[Collected data]
>> start

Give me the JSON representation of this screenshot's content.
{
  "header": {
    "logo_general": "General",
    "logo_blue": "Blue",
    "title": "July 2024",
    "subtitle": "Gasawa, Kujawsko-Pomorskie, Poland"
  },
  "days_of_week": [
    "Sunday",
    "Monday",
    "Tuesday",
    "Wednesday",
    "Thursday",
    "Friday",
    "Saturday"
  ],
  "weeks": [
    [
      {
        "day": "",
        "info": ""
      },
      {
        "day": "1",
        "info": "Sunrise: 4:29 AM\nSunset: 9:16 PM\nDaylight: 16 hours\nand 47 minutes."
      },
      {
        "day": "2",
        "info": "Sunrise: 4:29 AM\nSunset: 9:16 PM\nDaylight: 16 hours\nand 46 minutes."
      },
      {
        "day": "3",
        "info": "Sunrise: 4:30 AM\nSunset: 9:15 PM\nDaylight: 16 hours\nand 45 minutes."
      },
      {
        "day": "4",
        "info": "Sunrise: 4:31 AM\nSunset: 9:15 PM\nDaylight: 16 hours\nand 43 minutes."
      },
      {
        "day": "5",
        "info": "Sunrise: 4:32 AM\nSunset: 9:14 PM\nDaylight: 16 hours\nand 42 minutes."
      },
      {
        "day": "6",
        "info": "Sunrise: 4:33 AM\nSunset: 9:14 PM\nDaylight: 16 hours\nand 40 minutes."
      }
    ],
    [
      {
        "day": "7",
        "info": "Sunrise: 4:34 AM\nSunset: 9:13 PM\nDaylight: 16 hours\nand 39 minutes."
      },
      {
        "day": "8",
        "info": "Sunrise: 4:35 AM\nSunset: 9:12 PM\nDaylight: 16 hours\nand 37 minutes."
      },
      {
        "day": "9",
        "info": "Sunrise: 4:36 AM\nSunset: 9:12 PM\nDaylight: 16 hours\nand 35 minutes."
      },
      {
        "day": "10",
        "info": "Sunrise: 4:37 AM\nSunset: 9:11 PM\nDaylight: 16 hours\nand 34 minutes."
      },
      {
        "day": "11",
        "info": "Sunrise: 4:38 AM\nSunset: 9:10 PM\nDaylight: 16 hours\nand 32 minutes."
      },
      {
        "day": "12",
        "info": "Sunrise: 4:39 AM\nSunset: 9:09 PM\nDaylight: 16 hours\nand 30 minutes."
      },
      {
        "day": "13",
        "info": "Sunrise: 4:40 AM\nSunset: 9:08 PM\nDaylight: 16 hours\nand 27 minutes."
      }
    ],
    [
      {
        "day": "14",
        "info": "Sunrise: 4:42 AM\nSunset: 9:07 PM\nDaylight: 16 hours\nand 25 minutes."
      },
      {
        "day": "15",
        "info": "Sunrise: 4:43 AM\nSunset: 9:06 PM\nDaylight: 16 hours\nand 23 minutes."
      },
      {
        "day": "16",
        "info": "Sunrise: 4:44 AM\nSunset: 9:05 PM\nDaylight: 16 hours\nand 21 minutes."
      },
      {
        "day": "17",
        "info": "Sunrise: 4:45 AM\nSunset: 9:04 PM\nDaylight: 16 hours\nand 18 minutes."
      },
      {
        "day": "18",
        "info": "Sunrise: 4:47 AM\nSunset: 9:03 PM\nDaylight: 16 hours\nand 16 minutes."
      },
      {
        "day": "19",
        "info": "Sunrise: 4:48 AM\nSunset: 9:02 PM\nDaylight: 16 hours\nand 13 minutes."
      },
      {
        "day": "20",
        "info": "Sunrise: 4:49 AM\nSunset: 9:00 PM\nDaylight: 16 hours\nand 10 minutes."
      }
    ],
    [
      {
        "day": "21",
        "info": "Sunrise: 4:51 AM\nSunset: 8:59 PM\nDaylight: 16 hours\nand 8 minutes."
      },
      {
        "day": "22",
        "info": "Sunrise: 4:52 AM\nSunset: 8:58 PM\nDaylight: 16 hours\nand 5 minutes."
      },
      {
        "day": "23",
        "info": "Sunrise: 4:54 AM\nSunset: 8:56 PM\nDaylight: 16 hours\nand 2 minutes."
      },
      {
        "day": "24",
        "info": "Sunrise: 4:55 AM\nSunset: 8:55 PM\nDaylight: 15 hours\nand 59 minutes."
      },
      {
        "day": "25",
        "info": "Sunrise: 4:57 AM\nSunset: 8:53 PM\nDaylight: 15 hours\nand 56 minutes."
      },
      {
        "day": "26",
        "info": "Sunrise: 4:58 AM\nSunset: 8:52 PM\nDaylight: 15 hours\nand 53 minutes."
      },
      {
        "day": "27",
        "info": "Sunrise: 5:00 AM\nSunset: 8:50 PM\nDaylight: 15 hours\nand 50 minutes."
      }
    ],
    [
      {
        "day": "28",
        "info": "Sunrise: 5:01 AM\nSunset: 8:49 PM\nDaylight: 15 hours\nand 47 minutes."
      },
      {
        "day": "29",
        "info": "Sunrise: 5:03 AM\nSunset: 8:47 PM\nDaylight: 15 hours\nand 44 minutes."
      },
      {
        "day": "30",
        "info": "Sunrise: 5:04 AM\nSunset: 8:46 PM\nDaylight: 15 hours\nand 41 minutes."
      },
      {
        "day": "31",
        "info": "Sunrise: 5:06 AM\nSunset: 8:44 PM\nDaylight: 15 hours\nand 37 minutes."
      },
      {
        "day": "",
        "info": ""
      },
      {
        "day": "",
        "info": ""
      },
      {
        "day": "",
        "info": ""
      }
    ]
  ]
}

>> end

» YOUR TASK
Your task is to retype all of the records exactly.

» REPLY
Give me the JSON representation of this screenshot's content.
{
  "header": {
    "logo_general": "General",
    "logo_blue": "Blue",
    "title": "July 2024",
    "subtitle": "Gasawa, Kujawsko-Pomorskie, Poland"
  },
  "days_of_week": [
    "Sunday",
    "Monday",
    "Tuesday",
    "Wednesday",
    "Thursday",
    "Friday",
    "Saturday"
  ],
  "weeks": [
    [
      {
        "day": "",
        "info": ""
      },
      {
        "day": "1",
        "info": "Sunrise: 4:29 AM\nSunset: 9:16 PM\nDaylight: 16 hours\nand 47 minutes."
      },
      {
        "day": "2",
        "info": "Sunrise: 4:29 AM\nSunset: 9:16 PM\nDaylight: 16 hours\nand 46 minutes."
      },
      {
        "day": "3",
        "info": "Sunrise: 4:30 AM\nSunset: 9:15 PM\nDaylight: 16 hours\nand 45 minutes."
      },
      {
        "day": "4",
        "info": "Sunrise: 4:31 AM\nSunset: 9:15 PM\nDaylight: 16 hours\nand 43 minutes."
      },
      {
        "day": "5",
        "info": "Sunrise: 4:32 AM\nSunset: 9:14 PM\nDaylight: 16 hours\nand 42 minutes."
      },
      {
        "day": "6",
        "info": "Sunrise: 4:33 AM\nSunset: 9:14 PM\nDaylight: 16 hours\nand 40 minutes."
      }
    ],
    [
      {
        "day": "7",
        "info": "Sunrise: 4:34 AM\nSunset: 9:13 PM\nDaylight: 16 hours\nand 39 minutes."
      },
      {
        "day": "8",
        "info": "Sunrise: 4:35 AM\nSunset: 9:12 PM\nDaylight: 16 hours\nand 37 minutes."
      },
      {
        "day": "9",
        "info": "Sunrise: 4:36 AM\nSunset: 9:12 PM\nDaylight: 16 hours\nand 35 minutes."
      },
      {
        "day": "10",
        "info": "Sunrise: 4:37 AM\nSunset: 9:11 PM\nDaylight: 16 hours\nand 34 minutes."
      },
      {
        "day": "11",
        "info": "Sunrise: 4:38 AM\nSunset: 9:10 PM\nDaylight: 16 hours\nand 32 minutes."
      },
      {
        "day": "12",
        "info": "Sunrise: 4:39 AM\nSunset: 9:09 PM\nDaylight: 16 hours\nand 30 minutes."
      },
      {
        "day": "13",
        "info": "Sunrise: 4:40 AM\nSunset: 9:08 PM\nDaylight: 16 hours\nand 27 minutes."
      }
    ],
    [
      {
        "day": "14",
        "info": "Sunrise: 4:42 AM\nSunset: 9:07 PM\nDaylight: 16 hours\nand 25 minutes."
      },
      {
        "day": "15",
        "info": "Sunrise: 4:43 AM\nSunset: 9:06 PM\nDaylight: 16 hours\nand 23 minutes."
      },
      {
        "day": "16",
        "info": "Sunrise: 4:44 AM\nSunset: 9:05 PM\nDaylight: 16 hours\nand 21 minutes."
      },
      {
        "day": "17",
        "info": "Sunrise: 4:45 AM\nSunset: 9:04 PM\nDaylight: 16 hours\nand 18 minutes."
      },
      {
        "day": "18",
        "info": "Sunrise: 4:47 AM\nSunset: 9:03 PM\nDaylight: 16 hours\nand 16 minutes."
      },
      {
        "day": "19",
        "info": "Sunrise: 4:48 AM\nSunset: 9:02 PM\nDaylight: 16 hours\nand 13 minutes."
      },
      {
        "day": "20",
        "info": "Sunrise: 4:49 AM\nSunset: 9:00 PM\nDaylight: 16 hours\nand 10 minutes."
      }
    ],
    [
      {
        "day": "21",
        "info": "Sunrise: 4:51 AM\nSunset: 8:59 PM\nDaylight: 16 hours\nand 8 minutes."
      },
      {
        "day": "22",
        "info": "Sunrise: 4:52 AM\nSunset: 8:58 PM\nDaylight: 16 hours\nand 5 minutes."
      },
      {
        "day": "23",
        "info": "Sunrise: 4:54 AM\nSunset: 8:56 PM\nDaylight: 16 hours\nand 2 minutes."
      },
      {
        "day": "24",
        "info": "Sunrise: 4:55 AM\nSunset: 8:55 PM\nDaylight: 15 hours\nand 59 minutes."
      },
      {
        "day": "25",
        "info": "Sunrise: 4:57 AM\nSunset: 8:53 PM\nDaylight: 15 hours\nand 56 minutes."
      },
      {
        "day": "26",
        "info": "Sunrise: 4:58 AM\nSunset: 8:52 PM\nDaylight: 15 hours\nand 53 minutes."
      },
      {
        "day": "27",
        "info": "Sunrise: 5:00 AM\nSunset: 8:50 PM\nDaylight: 15 hours\nand 50 minutes."
      }
    ],
    [
      {
        "day": "28",
        "info": "Sunrise: 5:01 AM\nSunset: 8:49 PM\nDaylight: 15 hours\nand 47 minutes."
      },
      {
        "day": "29",
        "info": "Sunrise: 5:03 AM\nSunset: 8:47 PM\nDaylight: 15 hours\nand 44 minutes."
      },
      {
        "day": "30",
        "info": "Sunrise: 5:04 AM\nSunset: 8:46 PM\nDaylight: 15 hours\nand 41 minutes."
      },
      {
        "day": "31",
        "info": "Sunrise: 5:06 AM\nSunset: 8:44 PM\nDaylight: 15 hours\nand 37 minutes."
      },
      {
        "day": "",
        "info": ""
      },
      {
        "day": "",
        "info": ""
      },
      {
        "day": "",
        "info": ""
      }
    ]
  ]
}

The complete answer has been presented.